Write the data out again exactly, with no pictures.
━━━ DATA TO EXAMINE
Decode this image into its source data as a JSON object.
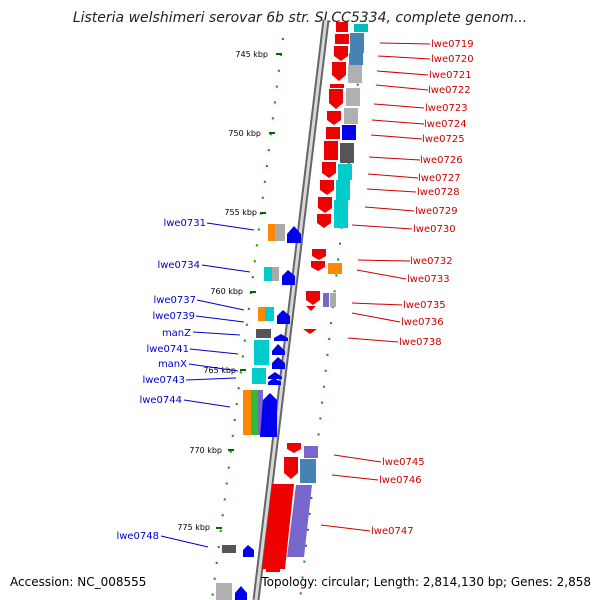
{
  "title": "Listeria welshimeri serovar 6b str. SLCC5334, complete genom...",
  "footer": {
    "accession": "Accession: NC_008555",
    "summary": "Topology: circular; Length: 2,814,130 bp; Genes: 2,858"
  },
  "scale_labels": [
    "745 kbp",
    "750 kbp",
    "755 kbp",
    "760 kbp",
    "765 kbp",
    "770 kbp",
    "775 kbp"
  ],
  "right_genes": [
    "lwe0719",
    "lwe0720",
    "lwe0721",
    "lwe0722",
    "lwe0723",
    "lwe0724",
    "lwe0725",
    "lwe0726",
    "lwe0727",
    "lwe0728",
    "lwe0729",
    "lwe0730",
    "lwe0732",
    "lwe0733",
    "lwe0735",
    "lwe0736",
    "lwe0738",
    "lwe0745",
    "lwe0746",
    "lwe0747"
  ],
  "left_genes": [
    "lwe0731",
    "lwe0734",
    "lwe0737",
    "lwe0739",
    "manZ",
    "lwe0741",
    "manX",
    "lwe0743",
    "lwe0744",
    "lwe0748"
  ],
  "colors": {
    "forward_strand": "#ee0000",
    "reverse_strand": "#0000ee",
    "label_forward": "#cc0000",
    "label_reverse": "#0000cc",
    "backbone": "#888888",
    "cog_cyan": "#00cccc",
    "cog_orange": "#ff8800",
    "cog_steel": "#4682b4",
    "cog_purple": "#7766cc",
    "cog_green": "#33bb33",
    "cog_gray": "#aaaaaa"
  }
}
━━━━━━
REPLY »
Decode this image into its source data as a JSON object.
{
  "title": "Listeria welshimeri serovar 6b str. SLCC5334, complete genom...",
  "footer": {
    "accession": "Accession: NC_008555",
    "summary": "Topology: circular; Length: 2,814,130 bp; Genes: 2,858"
  },
  "scale_labels": [
    "745 kbp",
    "750 kbp",
    "755 kbp",
    "760 kbp",
    "765 kbp",
    "770 kbp",
    "775 kbp"
  ],
  "right_genes": [
    "lwe0719",
    "lwe0720",
    "lwe0721",
    "lwe0722",
    "lwe0723",
    "lwe0724",
    "lwe0725",
    "lwe0726",
    "lwe0727",
    "lwe0728",
    "lwe0729",
    "lwe0730",
    "lwe0732",
    "lwe0733",
    "lwe0735",
    "lwe0736",
    "lwe0738",
    "lwe0745",
    "lwe0746",
    "lwe0747"
  ],
  "left_genes": [
    "lwe0731",
    "lwe0734",
    "lwe0737",
    "lwe0739",
    "manZ",
    "lwe0741",
    "manX",
    "lwe0743",
    "lwe0744",
    "lwe0748"
  ],
  "colors": {
    "forward_strand": "#ee0000",
    "reverse_strand": "#0000ee",
    "label_forward": "#cc0000",
    "label_reverse": "#0000cc",
    "backbone": "#888888",
    "cog_cyan": "#00cccc",
    "cog_orange": "#ff8800",
    "cog_steel": "#4682b4",
    "cog_purple": "#7766cc",
    "cog_green": "#33bb33",
    "cog_gray": "#aaaaaa"
  }
}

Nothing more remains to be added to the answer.